### Requirement
Which lines in the material below contain the word "interests"? Copy each of them.

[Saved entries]
····················

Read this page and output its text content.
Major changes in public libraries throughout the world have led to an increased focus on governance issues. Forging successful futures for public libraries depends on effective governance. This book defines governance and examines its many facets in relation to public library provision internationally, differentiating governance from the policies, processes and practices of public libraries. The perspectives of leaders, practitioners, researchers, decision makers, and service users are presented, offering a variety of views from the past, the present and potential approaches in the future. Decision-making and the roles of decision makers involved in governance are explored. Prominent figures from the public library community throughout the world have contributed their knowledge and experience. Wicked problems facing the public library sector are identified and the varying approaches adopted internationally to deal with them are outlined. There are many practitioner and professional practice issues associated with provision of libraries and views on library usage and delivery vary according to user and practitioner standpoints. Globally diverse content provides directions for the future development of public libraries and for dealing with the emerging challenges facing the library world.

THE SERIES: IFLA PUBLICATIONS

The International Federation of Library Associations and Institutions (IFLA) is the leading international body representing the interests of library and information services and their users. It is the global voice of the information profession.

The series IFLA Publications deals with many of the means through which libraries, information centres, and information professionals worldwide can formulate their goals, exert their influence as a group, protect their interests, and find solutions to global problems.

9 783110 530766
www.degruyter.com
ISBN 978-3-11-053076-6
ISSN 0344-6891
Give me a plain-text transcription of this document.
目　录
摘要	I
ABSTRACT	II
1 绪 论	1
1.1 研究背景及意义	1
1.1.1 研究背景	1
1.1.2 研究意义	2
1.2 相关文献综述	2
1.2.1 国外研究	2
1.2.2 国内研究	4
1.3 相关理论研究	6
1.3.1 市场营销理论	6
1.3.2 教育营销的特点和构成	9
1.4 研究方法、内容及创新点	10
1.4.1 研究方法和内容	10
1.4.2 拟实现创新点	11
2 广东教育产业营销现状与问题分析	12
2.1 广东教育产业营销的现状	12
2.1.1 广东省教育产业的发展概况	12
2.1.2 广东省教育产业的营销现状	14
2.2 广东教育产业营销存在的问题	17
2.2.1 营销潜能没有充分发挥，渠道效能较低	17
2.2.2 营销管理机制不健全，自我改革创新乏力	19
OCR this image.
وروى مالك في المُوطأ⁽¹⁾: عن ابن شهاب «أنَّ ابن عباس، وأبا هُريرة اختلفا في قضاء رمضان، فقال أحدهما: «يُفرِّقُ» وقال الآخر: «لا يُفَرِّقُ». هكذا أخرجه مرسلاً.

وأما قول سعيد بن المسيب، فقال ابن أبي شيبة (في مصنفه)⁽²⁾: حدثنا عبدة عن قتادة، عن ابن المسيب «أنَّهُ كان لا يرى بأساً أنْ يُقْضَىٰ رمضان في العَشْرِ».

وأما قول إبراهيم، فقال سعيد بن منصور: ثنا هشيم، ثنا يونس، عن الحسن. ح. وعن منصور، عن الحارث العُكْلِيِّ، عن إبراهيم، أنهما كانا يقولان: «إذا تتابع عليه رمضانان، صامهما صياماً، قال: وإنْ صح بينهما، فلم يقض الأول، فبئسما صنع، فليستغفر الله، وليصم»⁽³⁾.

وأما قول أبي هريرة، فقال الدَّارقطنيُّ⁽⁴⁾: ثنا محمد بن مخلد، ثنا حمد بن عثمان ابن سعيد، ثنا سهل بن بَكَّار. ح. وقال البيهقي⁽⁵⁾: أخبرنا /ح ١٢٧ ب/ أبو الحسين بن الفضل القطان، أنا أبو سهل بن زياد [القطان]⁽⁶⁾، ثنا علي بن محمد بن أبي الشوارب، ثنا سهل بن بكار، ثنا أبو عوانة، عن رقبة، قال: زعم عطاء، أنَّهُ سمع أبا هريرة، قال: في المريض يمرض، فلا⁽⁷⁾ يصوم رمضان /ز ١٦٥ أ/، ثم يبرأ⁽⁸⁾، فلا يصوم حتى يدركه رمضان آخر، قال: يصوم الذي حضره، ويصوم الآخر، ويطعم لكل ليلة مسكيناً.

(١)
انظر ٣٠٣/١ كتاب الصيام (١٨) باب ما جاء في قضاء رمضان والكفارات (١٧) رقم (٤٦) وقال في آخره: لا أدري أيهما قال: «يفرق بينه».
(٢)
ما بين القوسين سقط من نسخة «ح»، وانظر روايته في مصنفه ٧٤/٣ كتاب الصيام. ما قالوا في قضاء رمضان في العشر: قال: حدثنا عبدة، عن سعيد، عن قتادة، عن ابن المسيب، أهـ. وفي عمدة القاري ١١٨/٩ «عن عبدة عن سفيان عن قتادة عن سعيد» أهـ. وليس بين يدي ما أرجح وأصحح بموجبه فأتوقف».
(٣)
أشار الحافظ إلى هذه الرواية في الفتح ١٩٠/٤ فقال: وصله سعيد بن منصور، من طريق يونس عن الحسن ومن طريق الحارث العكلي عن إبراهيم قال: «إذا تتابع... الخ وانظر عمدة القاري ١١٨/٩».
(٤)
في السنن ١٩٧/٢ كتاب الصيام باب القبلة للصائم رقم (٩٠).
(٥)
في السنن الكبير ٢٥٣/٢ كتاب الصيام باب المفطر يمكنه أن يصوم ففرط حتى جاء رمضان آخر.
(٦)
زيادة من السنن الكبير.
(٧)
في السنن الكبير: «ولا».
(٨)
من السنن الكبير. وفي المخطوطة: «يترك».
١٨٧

····················

### Answer in full
The International Federation of Library Associations and Institutions (IFLA) is the leading international body representing the interests of library and information services and their users. It is the global voice of the information profession.
The series IFLA Publications deals with many of the means through which libraries, information centres, and information professionals worldwide can formulate their goals, exert their influence as a group, protect their interests, and find solutions to global problems.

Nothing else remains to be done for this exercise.